-- START --

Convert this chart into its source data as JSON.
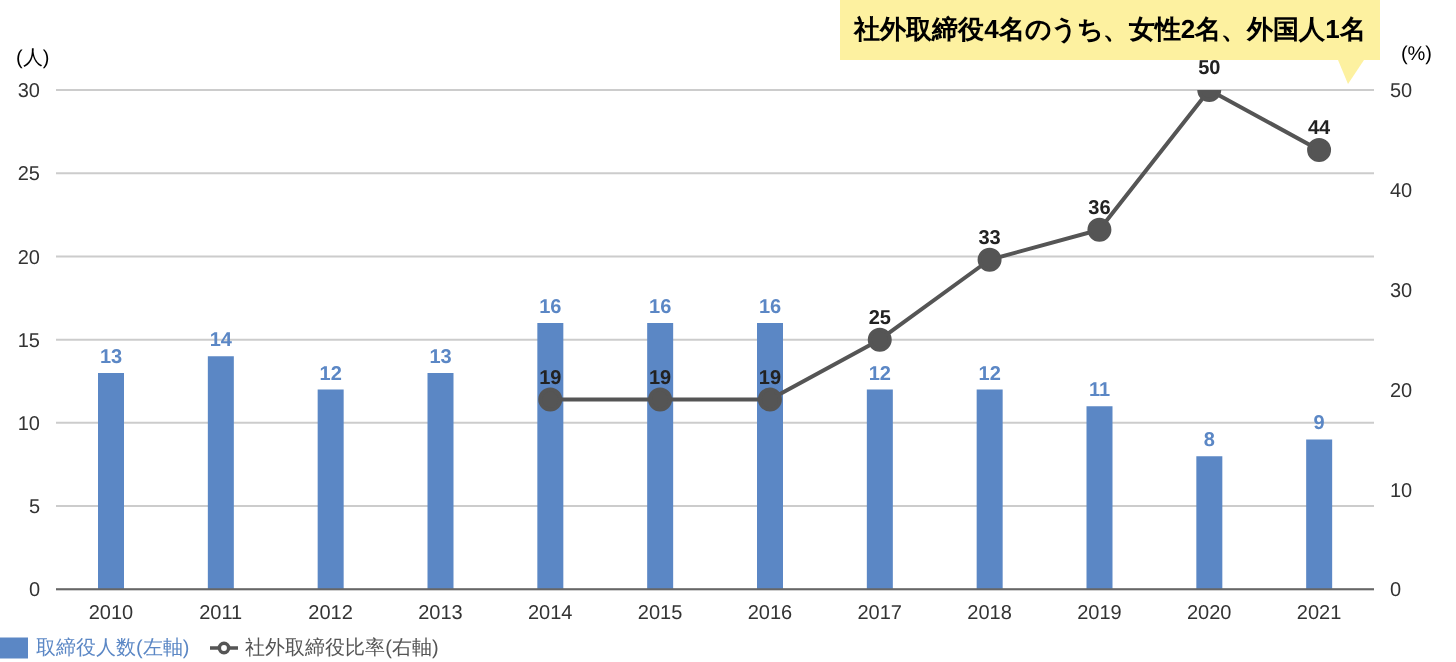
{
  "chart_data": {
    "type": "bar",
    "categories": [
      "2010",
      "2011",
      "2012",
      "2013",
      "2014",
      "2015",
      "2016",
      "2017",
      "2018",
      "2019",
      "2020",
      "2021"
    ],
    "series": [
      {
        "name": "取締役人数(左軸)",
        "color": "#5b87c5",
        "values": [
          13,
          14,
          12,
          13,
          16,
          16,
          16,
          12,
          12,
          11,
          8,
          9
        ]
      },
      {
        "name": "社外取締役比率(右軸)",
        "type": "line",
        "axis": "y2",
        "color": "#555555",
        "values": [
          null,
          null,
          null,
          null,
          19,
          19,
          19,
          25,
          33,
          36,
          50,
          44
        ]
      }
    ],
    "ylabel": "(人)",
    "y2label": "(%)",
    "ylim": [
      0,
      30
    ],
    "yticks": [
      0,
      5,
      10,
      15,
      20,
      25,
      30
    ],
    "y2lim": [
      0,
      50
    ],
    "y2ticks": [
      0,
      10,
      20,
      30,
      40,
      50
    ],
    "annotations": [
      "社外取締役4名のうち、女性2名、外国人1名"
    ],
    "data_labels": true,
    "grid": "y",
    "legend": "bottom left",
    "marker": "circle",
    "line_style": "solid"
  }
}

-- END --

▶ **What to work on**
Quote the material word for word, dropping any images it holds.

▶ **Finished exercise**
Convert this chart into its source data as JSON.
{
  "chart_data": {
    "type": "bar",
    "categories": [
      "2010",
      "2011",
      "2012",
      "2013",
      "2014",
      "2015",
      "2016",
      "2017",
      "2018",
      "2019",
      "2020",
      "2021"
    ],
    "series": [
      {
        "name": "取締役人数(左軸)",
        "color": "#5b87c5",
        "values": [
          13,
          14,
          12,
          13,
          16,
          16,
          16,
          12,
          12,
          11,
          8,
          9
        ]
      },
      {
        "name": "社外取締役比率(右軸)",
        "type": "line",
        "axis": "y2",
        "color": "#555555",
        "values": [
          null,
          null,
          null,
          null,
          19,
          19,
          19,
          25,
          33,
          36,
          50,
          44
        ]
      }
    ],
    "ylabel": "(人)",
    "y2label": "(%)",
    "ylim": [
      0,
      30
    ],
    "yticks": [
      0,
      5,
      10,
      15,
      20,
      25,
      30
    ],
    "y2lim": [
      0,
      50
    ],
    "y2ticks": [
      0,
      10,
      20,
      30,
      40,
      50
    ],
    "annotations": [
      "社外取締役4名のうち、女性2名、外国人1名"
    ],
    "data_labels": true,
    "grid": "y",
    "legend": "bottom left",
    "marker": "circle",
    "line_style": "solid"
  }
}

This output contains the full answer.